# [SET TASK]
For the records below, say how many lines contain the string "color". Give the number only.

#### INPUT FOR THIS TASK

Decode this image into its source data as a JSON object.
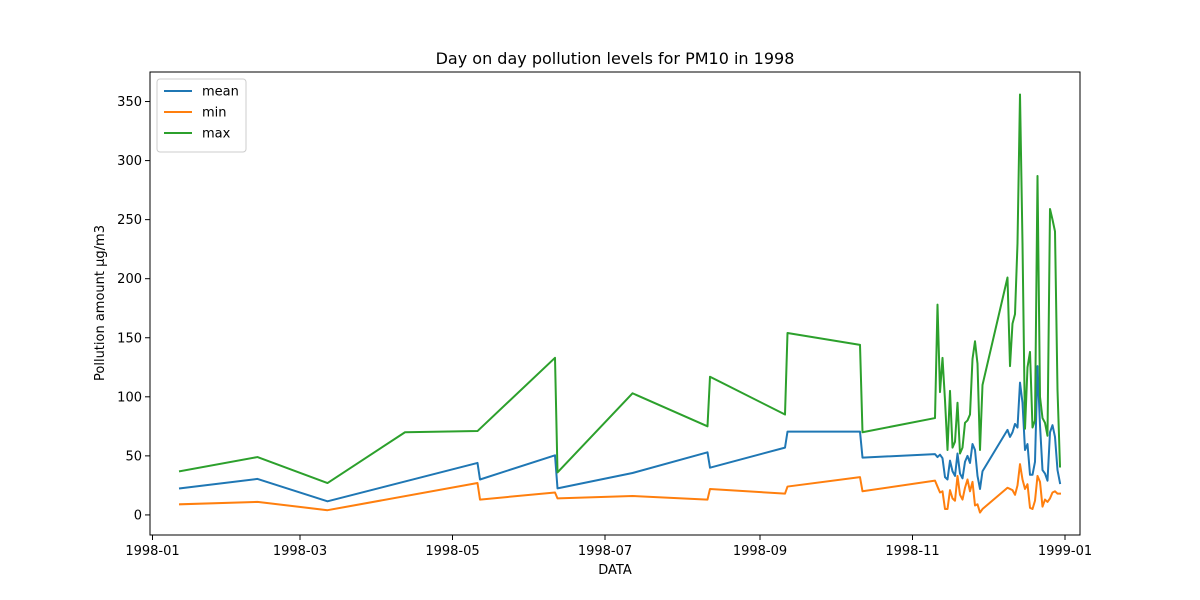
{
  "chart_data": {
    "type": "line",
    "title": "Day on day pollution levels for PM10 in 1998",
    "xlabel": "DATA",
    "ylabel": "Pollution amount µg/m3",
    "xlim": [
      "1997-12-31",
      "1999-01-07"
    ],
    "ylim": [
      -17,
      375
    ],
    "x_ticks": [
      "1998-01-01",
      "1998-03-01",
      "1998-05-01",
      "1998-07-01",
      "1998-09-01",
      "1998-11-01",
      "1999-01-01"
    ],
    "x_tick_labels": [
      "1998-01",
      "1998-03",
      "1998-05",
      "1998-07",
      "1998-09",
      "1998-11",
      "1999-01"
    ],
    "y_ticks": [
      0,
      50,
      100,
      150,
      200,
      250,
      300,
      350
    ],
    "y_tick_labels": [
      "0",
      "50",
      "100",
      "150",
      "200",
      "250",
      "300",
      "350"
    ],
    "grid": false,
    "legend_position": "top-left",
    "series": [
      {
        "name": "mean",
        "color": "#1f77b4",
        "points": [
          [
            "1998-01-12",
            22.5
          ],
          [
            "1998-02-12",
            30.5
          ],
          [
            "1998-03-12",
            11.5
          ],
          [
            "1998-05-11",
            44
          ],
          [
            "1998-05-12",
            30
          ],
          [
            "1998-06-11",
            50.5
          ],
          [
            "1998-06-12",
            22.5
          ],
          [
            "1998-07-12",
            35.5
          ],
          [
            "1998-08-11",
            53
          ],
          [
            "1998-08-12",
            40
          ],
          [
            "1998-09-11",
            57
          ],
          [
            "1998-09-12",
            70.5
          ],
          [
            "1998-10-11",
            70.5
          ],
          [
            "1998-10-12",
            48.5
          ],
          [
            "1998-11-10",
            51.5
          ],
          [
            "1998-11-11",
            49
          ],
          [
            "1998-11-12",
            51
          ],
          [
            "1998-11-13",
            48
          ],
          [
            "1998-11-14",
            32
          ],
          [
            "1998-11-15",
            30
          ],
          [
            "1998-11-16",
            46
          ],
          [
            "1998-11-17",
            37
          ],
          [
            "1998-11-18",
            33
          ],
          [
            "1998-11-19",
            52
          ],
          [
            "1998-11-20",
            35
          ],
          [
            "1998-11-21",
            31
          ],
          [
            "1998-11-22",
            45
          ],
          [
            "1998-11-23",
            50
          ],
          [
            "1998-11-24",
            44
          ],
          [
            "1998-11-25",
            60
          ],
          [
            "1998-11-26",
            55
          ],
          [
            "1998-11-27",
            33
          ],
          [
            "1998-11-28",
            22
          ],
          [
            "1998-11-29",
            37
          ],
          [
            "1998-12-09",
            72
          ],
          [
            "1998-12-10",
            66
          ],
          [
            "1998-12-11",
            70
          ],
          [
            "1998-12-12",
            77
          ],
          [
            "1998-12-13",
            74
          ],
          [
            "1998-12-14",
            112
          ],
          [
            "1998-12-15",
            95
          ],
          [
            "1998-12-16",
            55
          ],
          [
            "1998-12-17",
            60
          ],
          [
            "1998-12-18",
            34
          ],
          [
            "1998-12-19",
            34
          ],
          [
            "1998-12-20",
            45
          ],
          [
            "1998-12-21",
            126
          ],
          [
            "1998-12-22",
            76
          ],
          [
            "1998-12-23",
            38
          ],
          [
            "1998-12-24",
            35
          ],
          [
            "1998-12-25",
            29
          ],
          [
            "1998-12-26",
            70
          ],
          [
            "1998-12-27",
            76
          ],
          [
            "1998-12-28",
            66
          ],
          [
            "1998-12-29",
            38
          ],
          [
            "1998-12-30",
            27
          ]
        ]
      },
      {
        "name": "min",
        "color": "#ff7f0e",
        "points": [
          [
            "1998-01-12",
            9
          ],
          [
            "1998-02-12",
            11
          ],
          [
            "1998-03-12",
            4
          ],
          [
            "1998-05-11",
            27
          ],
          [
            "1998-05-12",
            13
          ],
          [
            "1998-06-11",
            19
          ],
          [
            "1998-06-12",
            14
          ],
          [
            "1998-07-12",
            16
          ],
          [
            "1998-08-11",
            13
          ],
          [
            "1998-08-12",
            22
          ],
          [
            "1998-09-11",
            18
          ],
          [
            "1998-09-12",
            24
          ],
          [
            "1998-10-11",
            32
          ],
          [
            "1998-10-12",
            20
          ],
          [
            "1998-11-10",
            29
          ],
          [
            "1998-11-11",
            24
          ],
          [
            "1998-11-12",
            19
          ],
          [
            "1998-11-13",
            20
          ],
          [
            "1998-11-14",
            5
          ],
          [
            "1998-11-15",
            5
          ],
          [
            "1998-11-16",
            21
          ],
          [
            "1998-11-17",
            14
          ],
          [
            "1998-11-18",
            12
          ],
          [
            "1998-11-19",
            33
          ],
          [
            "1998-11-20",
            17
          ],
          [
            "1998-11-21",
            13
          ],
          [
            "1998-11-22",
            23
          ],
          [
            "1998-11-23",
            30
          ],
          [
            "1998-11-24",
            20
          ],
          [
            "1998-11-25",
            28
          ],
          [
            "1998-11-26",
            8
          ],
          [
            "1998-11-27",
            9
          ],
          [
            "1998-11-28",
            2
          ],
          [
            "1998-11-29",
            5
          ],
          [
            "1998-12-09",
            23
          ],
          [
            "1998-12-10",
            22
          ],
          [
            "1998-12-11",
            21
          ],
          [
            "1998-12-12",
            17
          ],
          [
            "1998-12-13",
            25
          ],
          [
            "1998-12-14",
            43
          ],
          [
            "1998-12-15",
            30
          ],
          [
            "1998-12-16",
            22
          ],
          [
            "1998-12-17",
            26
          ],
          [
            "1998-12-18",
            6
          ],
          [
            "1998-12-19",
            5
          ],
          [
            "1998-12-20",
            12
          ],
          [
            "1998-12-21",
            33
          ],
          [
            "1998-12-22",
            28
          ],
          [
            "1998-12-23",
            7
          ],
          [
            "1998-12-24",
            13
          ],
          [
            "1998-12-25",
            11
          ],
          [
            "1998-12-26",
            14
          ],
          [
            "1998-12-27",
            19
          ],
          [
            "1998-12-28",
            20
          ],
          [
            "1998-12-29",
            18
          ],
          [
            "1998-12-30",
            18
          ]
        ]
      },
      {
        "name": "max",
        "color": "#2ca02c",
        "points": [
          [
            "1998-01-12",
            37
          ],
          [
            "1998-02-12",
            49
          ],
          [
            "1998-03-12",
            27
          ],
          [
            "1998-04-12",
            70
          ],
          [
            "1998-05-11",
            71
          ],
          [
            "1998-06-11",
            133
          ],
          [
            "1998-06-12",
            36
          ],
          [
            "1998-07-12",
            103
          ],
          [
            "1998-08-11",
            75
          ],
          [
            "1998-08-12",
            117
          ],
          [
            "1998-09-11",
            85
          ],
          [
            "1998-09-12",
            154
          ],
          [
            "1998-10-11",
            144
          ],
          [
            "1998-10-12",
            70
          ],
          [
            "1998-11-10",
            82
          ],
          [
            "1998-11-11",
            178
          ],
          [
            "1998-11-12",
            104
          ],
          [
            "1998-11-13",
            133
          ],
          [
            "1998-11-14",
            97
          ],
          [
            "1998-11-15",
            55
          ],
          [
            "1998-11-16",
            105
          ],
          [
            "1998-11-17",
            57
          ],
          [
            "1998-11-18",
            62
          ],
          [
            "1998-11-19",
            95
          ],
          [
            "1998-11-20",
            52
          ],
          [
            "1998-11-21",
            57
          ],
          [
            "1998-11-22",
            78
          ],
          [
            "1998-11-23",
            80
          ],
          [
            "1998-11-24",
            85
          ],
          [
            "1998-11-25",
            132
          ],
          [
            "1998-11-26",
            147
          ],
          [
            "1998-11-27",
            128
          ],
          [
            "1998-11-28",
            55
          ],
          [
            "1998-11-29",
            110
          ],
          [
            "1998-12-09",
            201
          ],
          [
            "1998-12-10",
            126
          ],
          [
            "1998-12-11",
            162
          ],
          [
            "1998-12-12",
            170
          ],
          [
            "1998-12-13",
            230
          ],
          [
            "1998-12-14",
            356
          ],
          [
            "1998-12-15",
            230
          ],
          [
            "1998-12-16",
            73
          ],
          [
            "1998-12-17",
            125
          ],
          [
            "1998-12-18",
            138
          ],
          [
            "1998-12-19",
            74
          ],
          [
            "1998-12-20",
            80
          ],
          [
            "1998-12-21",
            287
          ],
          [
            "1998-12-22",
            100
          ],
          [
            "1998-12-23",
            82
          ],
          [
            "1998-12-24",
            78
          ],
          [
            "1998-12-25",
            67
          ],
          [
            "1998-12-26",
            259
          ],
          [
            "1998-12-27",
            250
          ],
          [
            "1998-12-28",
            240
          ],
          [
            "1998-12-29",
            106
          ],
          [
            "1998-12-30",
            41
          ]
        ]
      }
    ]
  }
}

########

# [ANSWER TO THE TASK]
3